─── Data extract

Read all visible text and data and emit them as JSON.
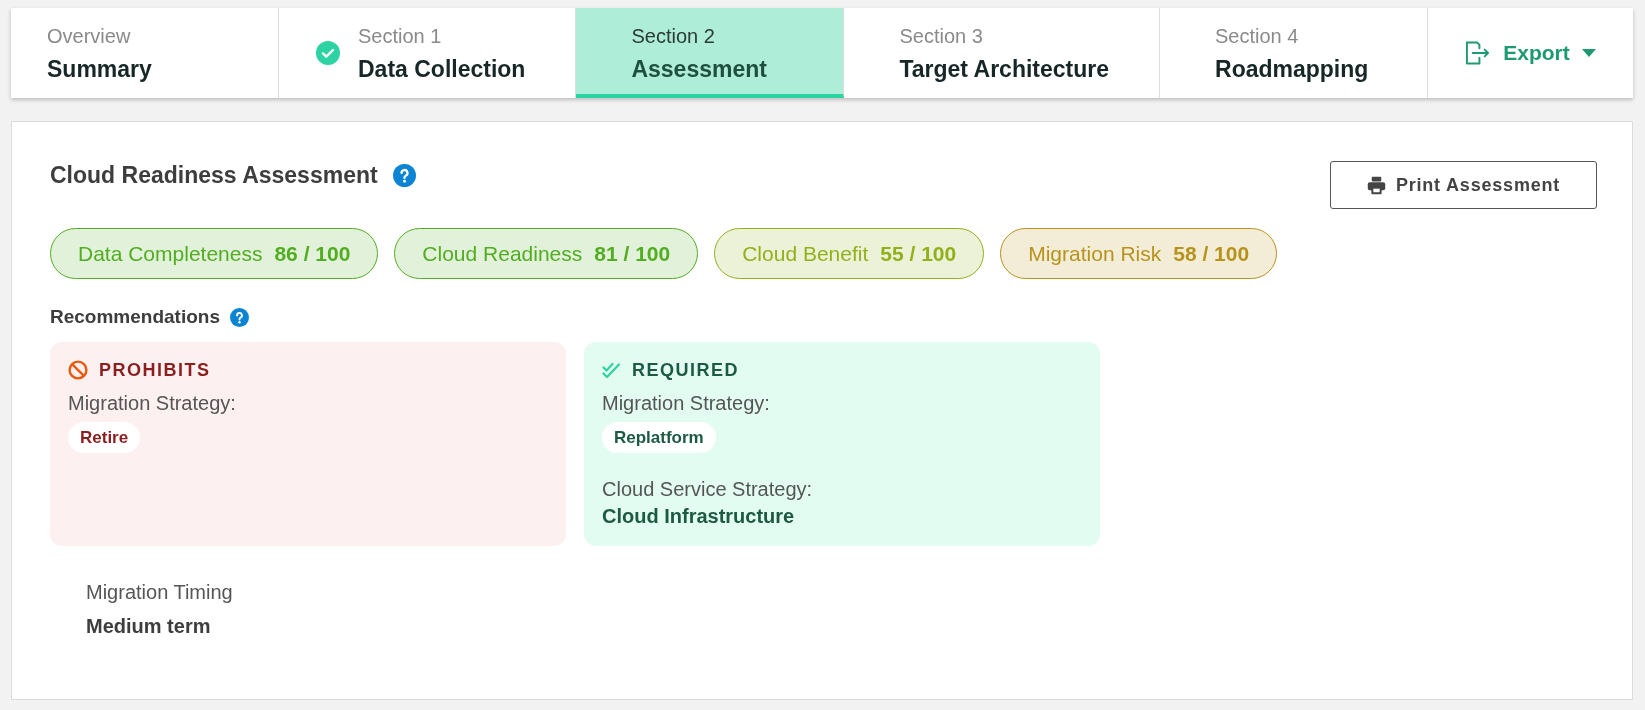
{
  "tabs": [
    {
      "eyebrow": "Overview",
      "label": "Summary",
      "selected": false,
      "completed": false
    },
    {
      "eyebrow": "Section 1",
      "label": "Data Collection",
      "selected": false,
      "completed": true
    },
    {
      "eyebrow": "Section 2",
      "label": "Assessment",
      "selected": true,
      "completed": false
    },
    {
      "eyebrow": "Section 3",
      "label": "Target Architecture",
      "selected": false,
      "completed": false
    },
    {
      "eyebrow": "Section 4",
      "label": "Roadmapping",
      "selected": false,
      "completed": false
    }
  ],
  "export_menu": {
    "label": "Export"
  },
  "assessment": {
    "title": "Cloud Readiness Assessment",
    "print_button": "Print Assessment",
    "scores": [
      {
        "label": "Data Completeness",
        "value": "86 / 100",
        "color": "#52ad22"
      },
      {
        "label": "Cloud Readiness",
        "value": "81 / 100",
        "color": "#52ad22"
      },
      {
        "label": "Cloud Benefit",
        "value": "55 / 100",
        "color": "#92b01a"
      },
      {
        "label": "Migration Risk",
        "value": "58 / 100",
        "color": "#b8931c"
      }
    ],
    "recommendations": {
      "title": "Recommendations",
      "groups": [
        {
          "kind": "prohibits",
          "heading": "PROHIBITS",
          "fields": [
            {
              "kind": "chip",
              "label": "Migration Strategy:",
              "value": "Retire"
            }
          ]
        },
        {
          "kind": "required",
          "heading": "REQUIRED",
          "fields": [
            {
              "kind": "chip",
              "label": "Migration Strategy:",
              "value": "Replatform"
            },
            {
              "kind": "text",
              "label": "Cloud Service Strategy:",
              "value": "Cloud Infrastructure"
            }
          ]
        }
      ]
    },
    "timing": {
      "label": "Migration Timing",
      "value": "Medium term"
    }
  }
}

──────

◆ Task to carry out
From the data above, copy each line where the string "text" appears.

◆ Task result
Read all visible text and data and emit them as JSON.
              "kind": "text",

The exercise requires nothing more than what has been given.